**TASK BRIEF:**
Filter the data for lines with the word "xlabel", then copy every line so identified.
====== MATERIAL PROVIDED
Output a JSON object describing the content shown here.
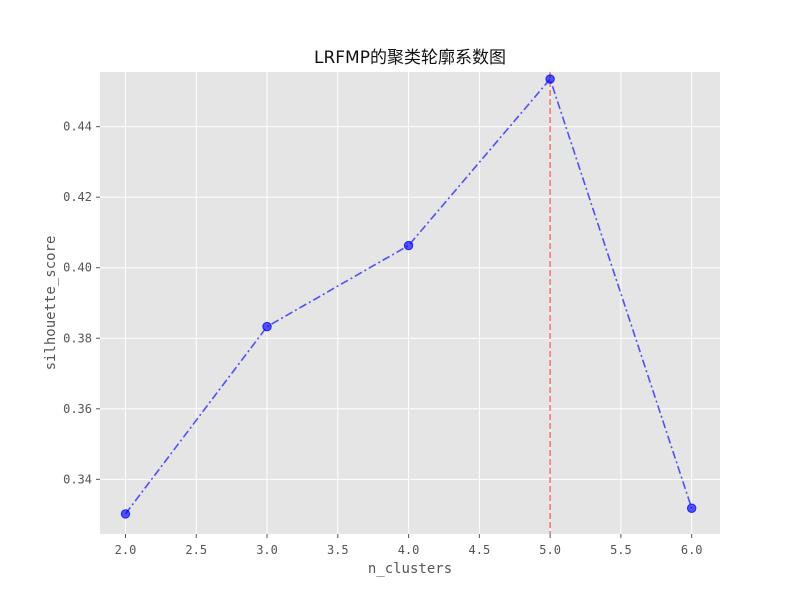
{
  "chart_data": {
    "type": "line",
    "title": "LRFMP的聚类轮廓系数图",
    "xlabel": "n_clusters",
    "ylabel": "silhouette_score",
    "x": [
      2,
      3,
      4,
      5,
      6
    ],
    "series": [
      {
        "values": [
          0.3302,
          0.3833,
          0.4063,
          0.4535,
          0.3318
        ],
        "color": "#0000ff",
        "line_style": "dash-dot",
        "marker": "circle"
      }
    ],
    "xlim": [
      1.82,
      6.2
    ],
    "ylim": [
      0.3245,
      0.4555
    ],
    "x_ticks": [
      2.0,
      2.5,
      3.0,
      3.5,
      4.0,
      4.5,
      5.0,
      5.5,
      6.0
    ],
    "x_tick_labels": [
      "2.0",
      "2.5",
      "3.0",
      "3.5",
      "4.0",
      "4.5",
      "5.0",
      "5.5",
      "6.0"
    ],
    "y_ticks": [
      0.34,
      0.36,
      0.38,
      0.4,
      0.42,
      0.44
    ],
    "y_tick_labels": [
      "0.34",
      "0.36",
      "0.38",
      "0.40",
      "0.42",
      "0.44"
    ],
    "vline": {
      "x": 5,
      "color": "#ff0000",
      "style": "dashed"
    },
    "grid": true,
    "background": "#e5e5e5"
  }
}
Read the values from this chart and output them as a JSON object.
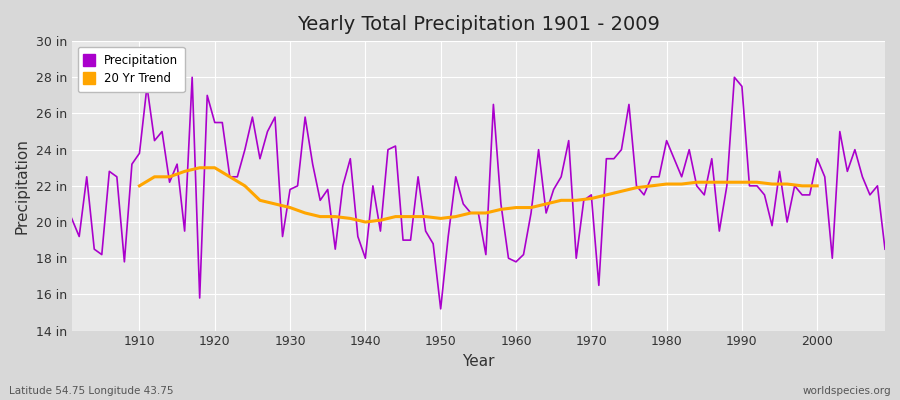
{
  "title": "Yearly Total Precipitation 1901 - 2009",
  "xlabel": "Year",
  "ylabel": "Precipitation",
  "left_label": "Latitude 54.75 Longitude 43.75",
  "right_label": "worldspecies.org",
  "years": [
    1901,
    1902,
    1903,
    1904,
    1905,
    1906,
    1907,
    1908,
    1909,
    1910,
    1911,
    1912,
    1913,
    1914,
    1915,
    1916,
    1917,
    1918,
    1919,
    1920,
    1921,
    1922,
    1923,
    1924,
    1925,
    1926,
    1927,
    1928,
    1929,
    1930,
    1931,
    1932,
    1933,
    1934,
    1935,
    1936,
    1937,
    1938,
    1939,
    1940,
    1941,
    1942,
    1943,
    1944,
    1945,
    1946,
    1947,
    1948,
    1949,
    1950,
    1951,
    1952,
    1953,
    1954,
    1955,
    1956,
    1957,
    1958,
    1959,
    1960,
    1961,
    1962,
    1963,
    1964,
    1965,
    1966,
    1967,
    1968,
    1969,
    1970,
    1971,
    1972,
    1973,
    1974,
    1975,
    1976,
    1977,
    1978,
    1979,
    1980,
    1981,
    1982,
    1983,
    1984,
    1985,
    1986,
    1987,
    1988,
    1989,
    1990,
    1991,
    1992,
    1993,
    1994,
    1995,
    1996,
    1997,
    1998,
    1999,
    2000,
    2001,
    2002,
    2003,
    2004,
    2005,
    2006,
    2007,
    2008,
    2009
  ],
  "precip": [
    20.2,
    19.2,
    22.5,
    18.5,
    18.2,
    22.8,
    22.5,
    17.8,
    23.2,
    23.8,
    27.5,
    24.5,
    25.0,
    22.2,
    23.2,
    19.5,
    28.0,
    15.8,
    27.0,
    25.5,
    25.5,
    22.5,
    22.5,
    24.0,
    25.8,
    23.5,
    25.0,
    25.8,
    19.2,
    21.8,
    22.0,
    25.8,
    23.2,
    21.2,
    21.8,
    18.5,
    22.0,
    23.5,
    19.2,
    18.0,
    22.0,
    19.5,
    24.0,
    24.2,
    19.0,
    19.0,
    22.5,
    19.5,
    18.8,
    15.2,
    19.2,
    22.5,
    21.0,
    20.5,
    20.5,
    18.2,
    26.5,
    21.0,
    18.0,
    17.8,
    18.2,
    20.5,
    24.0,
    20.5,
    21.8,
    22.5,
    24.5,
    18.0,
    21.2,
    21.5,
    16.5,
    23.5,
    23.5,
    24.0,
    26.5,
    22.0,
    21.5,
    22.5,
    22.5,
    24.5,
    23.5,
    22.5,
    24.0,
    22.0,
    21.5,
    23.5,
    19.5,
    22.0,
    28.0,
    27.5,
    22.0,
    22.0,
    21.5,
    19.8,
    22.8,
    20.0,
    22.0,
    21.5,
    21.5,
    23.5,
    22.5,
    18.0,
    25.0,
    22.8,
    24.0,
    22.5,
    21.5,
    22.0,
    18.5
  ],
  "trend_years": [
    1910,
    1912,
    1914,
    1916,
    1918,
    1920,
    1922,
    1924,
    1926,
    1928,
    1930,
    1932,
    1934,
    1936,
    1938,
    1940,
    1942,
    1944,
    1946,
    1948,
    1950,
    1952,
    1954,
    1956,
    1958,
    1960,
    1962,
    1964,
    1966,
    1968,
    1970,
    1972,
    1974,
    1976,
    1978,
    1980,
    1982,
    1984,
    1986,
    1988,
    1990,
    1992,
    1994,
    1996,
    1998,
    2000
  ],
  "trend": [
    22.0,
    22.5,
    22.5,
    22.8,
    23.0,
    23.0,
    22.5,
    22.0,
    21.2,
    21.0,
    20.8,
    20.5,
    20.3,
    20.3,
    20.2,
    20.0,
    20.1,
    20.3,
    20.3,
    20.3,
    20.2,
    20.3,
    20.5,
    20.5,
    20.7,
    20.8,
    20.8,
    21.0,
    21.2,
    21.2,
    21.3,
    21.5,
    21.7,
    21.9,
    22.0,
    22.1,
    22.1,
    22.2,
    22.2,
    22.2,
    22.2,
    22.2,
    22.1,
    22.1,
    22.0,
    22.0
  ],
  "precip_color": "#AA00CC",
  "trend_color": "#FFA500",
  "bg_color": "#D8D8D8",
  "plot_bg_color": "#E8E8E8",
  "grid_color": "#FFFFFF",
  "ylim": [
    14,
    30
  ],
  "yticks": [
    14,
    16,
    18,
    20,
    22,
    24,
    26,
    28,
    30
  ],
  "xticks": [
    1910,
    1920,
    1930,
    1940,
    1950,
    1960,
    1970,
    1980,
    1990,
    2000
  ]
}
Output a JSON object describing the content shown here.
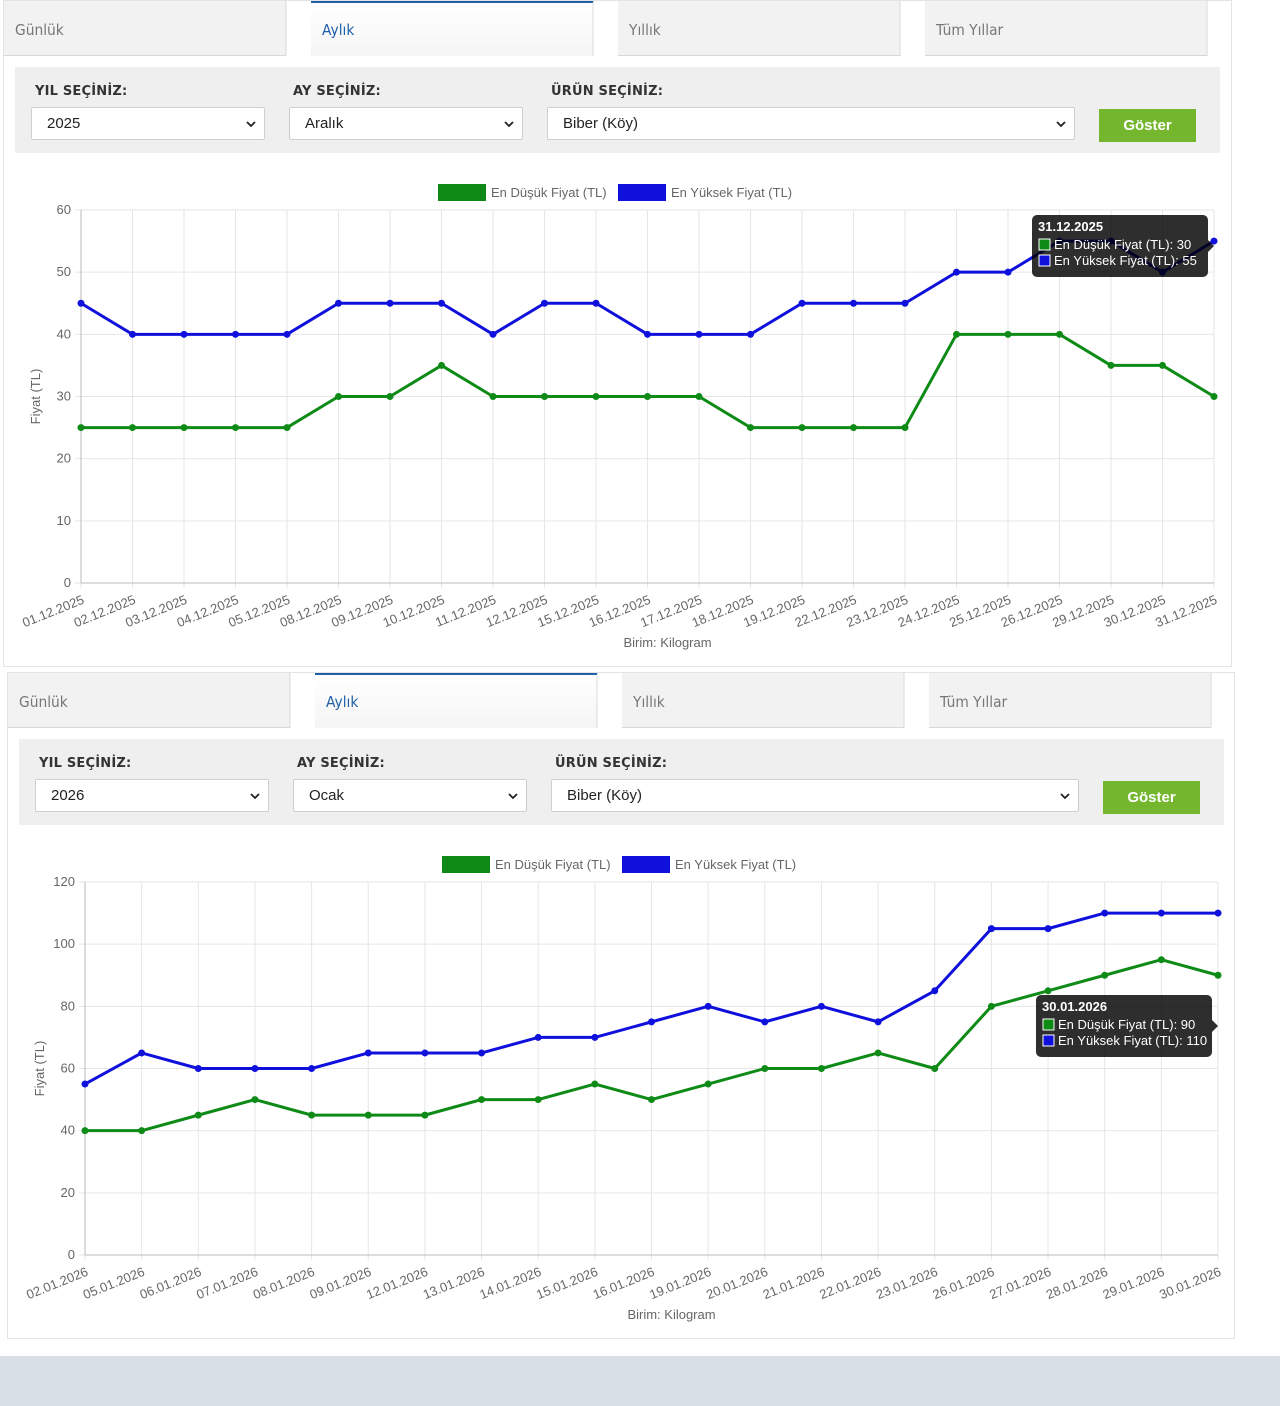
{
  "panels": [
    {
      "tabs": [
        {
          "label": "Günlük",
          "active": false
        },
        {
          "label": "Aylık",
          "active": true
        },
        {
          "label": "Yıllık",
          "active": false
        },
        {
          "label": "Tüm Yıllar",
          "active": false
        }
      ],
      "filters": {
        "year_label": "YIL SEÇİNİZ:",
        "year_value": "2025",
        "month_label": "AY SEÇİNİZ:",
        "month_value": "Aralık",
        "product_label": "ÜRÜN SEÇİNİZ:",
        "product_value": "Biber (Köy)",
        "button_label": "Göster"
      },
      "chart_data": {
        "type": "line",
        "ylabel": "Fiyat (TL)",
        "xlabel": "Birim: Kilogram",
        "ylim": [
          0,
          60
        ],
        "yticks": [
          0,
          10,
          20,
          30,
          40,
          50,
          60
        ],
        "grid": true,
        "legend": "top",
        "categories": [
          "01.12.2025",
          "02.12.2025",
          "03.12.2025",
          "04.12.2025",
          "05.12.2025",
          "08.12.2025",
          "09.12.2025",
          "10.12.2025",
          "11.12.2025",
          "12.12.2025",
          "15.12.2025",
          "16.12.2025",
          "17.12.2025",
          "18.12.2025",
          "19.12.2025",
          "22.12.2025",
          "23.12.2025",
          "24.12.2025",
          "25.12.2025",
          "26.12.2025",
          "29.12.2025",
          "30.12.2025",
          "31.12.2025"
        ],
        "series": [
          {
            "name": "En Düşük Fiyat (TL)",
            "color": "#0e8a16",
            "values": [
              25,
              25,
              25,
              25,
              25,
              30,
              30,
              35,
              30,
              30,
              30,
              30,
              30,
              25,
              25,
              25,
              25,
              40,
              40,
              40,
              35,
              35,
              30
            ]
          },
          {
            "name": "En Yüksek Fiyat (TL)",
            "color": "#1010dd",
            "values": [
              45,
              40,
              40,
              40,
              40,
              45,
              45,
              45,
              40,
              45,
              45,
              40,
              40,
              40,
              45,
              45,
              45,
              50,
              50,
              55,
              55,
              50,
              55
            ]
          }
        ],
        "tooltip": {
          "title": "31.12.2025",
          "index": 22,
          "lines": [
            "En Düşük Fiyat (TL): 30",
            "En Yüksek Fiyat (TL): 55"
          ]
        }
      }
    },
    {
      "tabs": [
        {
          "label": "Günlük",
          "active": false
        },
        {
          "label": "Aylık",
          "active": true
        },
        {
          "label": "Yıllık",
          "active": false
        },
        {
          "label": "Tüm Yıllar",
          "active": false
        }
      ],
      "filters": {
        "year_label": "YIL SEÇİNİZ:",
        "year_value": "2026",
        "month_label": "AY SEÇİNİZ:",
        "month_value": "Ocak",
        "product_label": "ÜRÜN SEÇİNİZ:",
        "product_value": "Biber (Köy)",
        "button_label": "Göster"
      },
      "chart_data": {
        "type": "line",
        "ylabel": "Fiyat (TL)",
        "xlabel": "Birim: Kilogram",
        "ylim": [
          0,
          120
        ],
        "yticks": [
          0,
          20,
          40,
          60,
          80,
          100,
          120
        ],
        "grid": true,
        "legend": "top",
        "categories": [
          "02.01.2026",
          "05.01.2026",
          "06.01.2026",
          "07.01.2026",
          "08.01.2026",
          "09.01.2026",
          "12.01.2026",
          "13.01.2026",
          "14.01.2026",
          "15.01.2026",
          "16.01.2026",
          "19.01.2026",
          "20.01.2026",
          "21.01.2026",
          "22.01.2026",
          "23.01.2026",
          "26.01.2026",
          "27.01.2026",
          "28.01.2026",
          "29.01.2026",
          "30.01.2026"
        ],
        "series": [
          {
            "name": "En Düşük Fiyat (TL)",
            "color": "#0e8a16",
            "values": [
              40,
              40,
              45,
              50,
              45,
              45,
              45,
              50,
              50,
              55,
              50,
              55,
              60,
              60,
              65,
              60,
              80,
              85,
              90,
              95,
              90
            ]
          },
          {
            "name": "En Yüksek Fiyat (TL)",
            "color": "#1010dd",
            "values": [
              55,
              65,
              60,
              60,
              60,
              65,
              65,
              65,
              70,
              70,
              75,
              80,
              75,
              80,
              75,
              85,
              105,
              105,
              110,
              110,
              110
            ]
          }
        ],
        "tooltip": {
          "title": "30.01.2026",
          "index": 20,
          "lines": [
            "En Düşük Fiyat (TL): 90",
            "En Yüksek Fiyat (TL): 110"
          ]
        }
      }
    }
  ]
}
============
**FINISHED EXERCISE:**
    "xlabel": "n_clusters",
  "xlabel": "Year",
        "xlabel": "Birim: Kilogram",
        "xlabel": "Birim: Kilogram",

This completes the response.